• _WRITTEN TASK_
Images must not appear in your copy; reproduce every other part of the records exactly.

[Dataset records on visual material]
---

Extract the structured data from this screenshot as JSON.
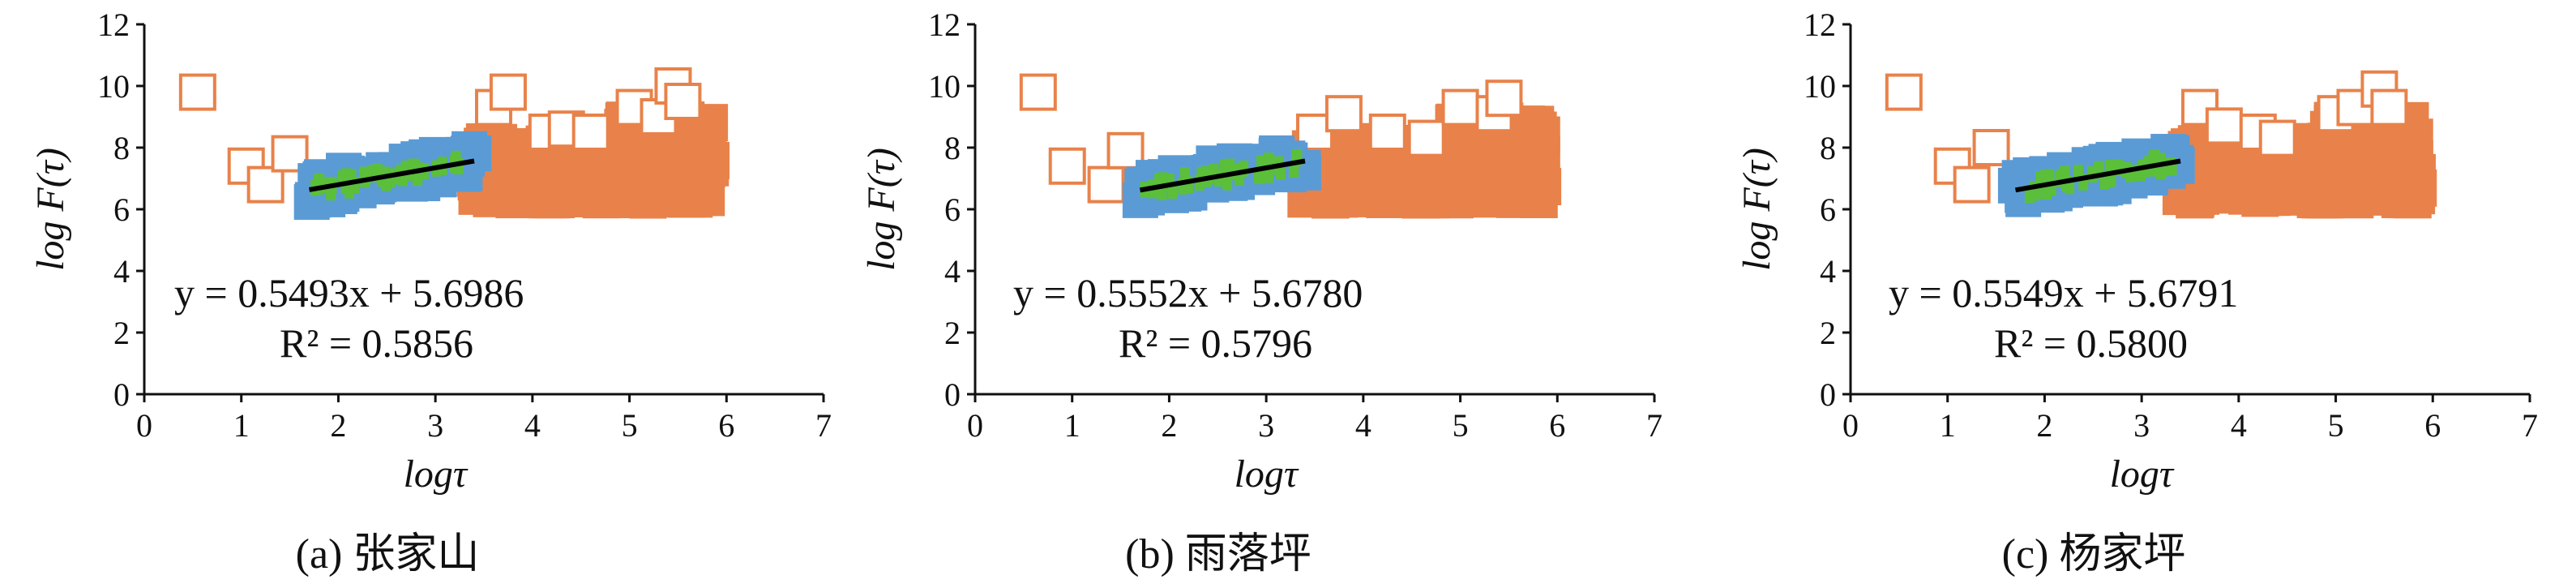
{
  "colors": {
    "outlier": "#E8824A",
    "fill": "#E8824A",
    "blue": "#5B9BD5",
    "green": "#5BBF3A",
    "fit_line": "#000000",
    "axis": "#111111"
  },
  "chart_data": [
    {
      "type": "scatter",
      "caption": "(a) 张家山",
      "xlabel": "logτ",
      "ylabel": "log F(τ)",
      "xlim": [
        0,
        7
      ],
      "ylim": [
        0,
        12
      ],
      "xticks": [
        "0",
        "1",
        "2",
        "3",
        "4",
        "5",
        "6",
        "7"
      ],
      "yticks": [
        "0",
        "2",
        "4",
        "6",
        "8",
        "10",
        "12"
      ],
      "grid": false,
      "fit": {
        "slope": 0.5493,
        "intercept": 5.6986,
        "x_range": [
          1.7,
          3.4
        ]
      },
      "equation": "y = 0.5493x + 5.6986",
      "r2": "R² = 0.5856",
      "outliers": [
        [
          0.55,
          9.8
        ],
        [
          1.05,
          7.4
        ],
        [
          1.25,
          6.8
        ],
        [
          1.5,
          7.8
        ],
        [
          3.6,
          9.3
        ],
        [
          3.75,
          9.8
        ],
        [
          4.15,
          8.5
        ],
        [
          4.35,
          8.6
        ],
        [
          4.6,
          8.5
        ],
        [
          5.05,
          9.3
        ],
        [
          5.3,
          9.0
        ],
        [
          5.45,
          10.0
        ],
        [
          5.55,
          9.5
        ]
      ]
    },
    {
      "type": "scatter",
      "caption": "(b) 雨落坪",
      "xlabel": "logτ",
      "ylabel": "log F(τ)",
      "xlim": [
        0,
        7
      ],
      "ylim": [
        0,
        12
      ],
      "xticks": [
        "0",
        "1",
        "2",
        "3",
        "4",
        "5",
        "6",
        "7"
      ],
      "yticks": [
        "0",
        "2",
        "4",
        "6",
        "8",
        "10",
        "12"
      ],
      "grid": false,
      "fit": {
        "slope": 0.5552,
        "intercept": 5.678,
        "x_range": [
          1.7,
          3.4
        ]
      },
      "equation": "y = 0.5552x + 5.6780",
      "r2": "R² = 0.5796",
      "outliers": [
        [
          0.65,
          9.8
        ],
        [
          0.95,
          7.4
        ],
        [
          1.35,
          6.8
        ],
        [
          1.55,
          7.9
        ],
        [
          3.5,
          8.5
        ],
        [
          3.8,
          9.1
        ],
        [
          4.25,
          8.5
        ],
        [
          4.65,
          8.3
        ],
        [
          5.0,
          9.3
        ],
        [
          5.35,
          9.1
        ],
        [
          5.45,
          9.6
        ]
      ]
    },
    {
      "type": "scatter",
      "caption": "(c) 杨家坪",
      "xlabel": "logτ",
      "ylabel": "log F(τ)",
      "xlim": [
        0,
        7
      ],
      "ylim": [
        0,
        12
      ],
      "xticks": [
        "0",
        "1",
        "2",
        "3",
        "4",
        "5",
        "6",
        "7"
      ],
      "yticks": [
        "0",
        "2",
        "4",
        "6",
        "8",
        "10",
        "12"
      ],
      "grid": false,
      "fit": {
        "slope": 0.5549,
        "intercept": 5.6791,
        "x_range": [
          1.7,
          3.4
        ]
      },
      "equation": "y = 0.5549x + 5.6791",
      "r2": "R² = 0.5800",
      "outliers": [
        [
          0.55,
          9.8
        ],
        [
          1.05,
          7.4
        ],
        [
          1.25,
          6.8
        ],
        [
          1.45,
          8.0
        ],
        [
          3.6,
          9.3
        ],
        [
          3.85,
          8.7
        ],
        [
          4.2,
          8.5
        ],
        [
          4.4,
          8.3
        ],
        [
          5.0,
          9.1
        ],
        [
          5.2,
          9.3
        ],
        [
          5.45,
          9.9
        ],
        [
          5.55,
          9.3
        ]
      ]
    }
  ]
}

---

• _EXERCISE ANSWER_
Extract the structured data from this screenshot as JSON.
{
  "colors": {
    "outlier": "#E8824A",
    "fill": "#E8824A",
    "blue": "#5B9BD5",
    "green": "#5BBF3A",
    "fit_line": "#000000",
    "axis": "#111111"
  },
  "chart_data": [
    {
      "type": "scatter",
      "caption": "(a) 张家山",
      "xlabel": "logτ",
      "ylabel": "log F(τ)",
      "xlim": [
        0,
        7
      ],
      "ylim": [
        0,
        12
      ],
      "xticks": [
        "0",
        "1",
        "2",
        "3",
        "4",
        "5",
        "6",
        "7"
      ],
      "yticks": [
        "0",
        "2",
        "4",
        "6",
        "8",
        "10",
        "12"
      ],
      "grid": false,
      "fit": {
        "slope": 0.5493,
        "intercept": 5.6986,
        "x_range": [
          1.7,
          3.4
        ]
      },
      "equation": "y = 0.5493x + 5.6986",
      "r2": "R² = 0.5856",
      "outliers": [
        [
          0.55,
          9.8
        ],
        [
          1.05,
          7.4
        ],
        [
          1.25,
          6.8
        ],
        [
          1.5,
          7.8
        ],
        [
          3.6,
          9.3
        ],
        [
          3.75,
          9.8
        ],
        [
          4.15,
          8.5
        ],
        [
          4.35,
          8.6
        ],
        [
          4.6,
          8.5
        ],
        [
          5.05,
          9.3
        ],
        [
          5.3,
          9.0
        ],
        [
          5.45,
          10.0
        ],
        [
          5.55,
          9.5
        ]
      ]
    },
    {
      "type": "scatter",
      "caption": "(b) 雨落坪",
      "xlabel": "logτ",
      "ylabel": "log F(τ)",
      "xlim": [
        0,
        7
      ],
      "ylim": [
        0,
        12
      ],
      "xticks": [
        "0",
        "1",
        "2",
        "3",
        "4",
        "5",
        "6",
        "7"
      ],
      "yticks": [
        "0",
        "2",
        "4",
        "6",
        "8",
        "10",
        "12"
      ],
      "grid": false,
      "fit": {
        "slope": 0.5552,
        "intercept": 5.678,
        "x_range": [
          1.7,
          3.4
        ]
      },
      "equation": "y = 0.5552x + 5.6780",
      "r2": "R² = 0.5796",
      "outliers": [
        [
          0.65,
          9.8
        ],
        [
          0.95,
          7.4
        ],
        [
          1.35,
          6.8
        ],
        [
          1.55,
          7.9
        ],
        [
          3.5,
          8.5
        ],
        [
          3.8,
          9.1
        ],
        [
          4.25,
          8.5
        ],
        [
          4.65,
          8.3
        ],
        [
          5.0,
          9.3
        ],
        [
          5.35,
          9.1
        ],
        [
          5.45,
          9.6
        ]
      ]
    },
    {
      "type": "scatter",
      "caption": "(c) 杨家坪",
      "xlabel": "logτ",
      "ylabel": "log F(τ)",
      "xlim": [
        0,
        7
      ],
      "ylim": [
        0,
        12
      ],
      "xticks": [
        "0",
        "1",
        "2",
        "3",
        "4",
        "5",
        "6",
        "7"
      ],
      "yticks": [
        "0",
        "2",
        "4",
        "6",
        "8",
        "10",
        "12"
      ],
      "grid": false,
      "fit": {
        "slope": 0.5549,
        "intercept": 5.6791,
        "x_range": [
          1.7,
          3.4
        ]
      },
      "equation": "y = 0.5549x + 5.6791",
      "r2": "R² = 0.5800",
      "outliers": [
        [
          0.55,
          9.8
        ],
        [
          1.05,
          7.4
        ],
        [
          1.25,
          6.8
        ],
        [
          1.45,
          8.0
        ],
        [
          3.6,
          9.3
        ],
        [
          3.85,
          8.7
        ],
        [
          4.2,
          8.5
        ],
        [
          4.4,
          8.3
        ],
        [
          5.0,
          9.1
        ],
        [
          5.2,
          9.3
        ],
        [
          5.45,
          9.9
        ],
        [
          5.55,
          9.3
        ]
      ]
    }
  ]
}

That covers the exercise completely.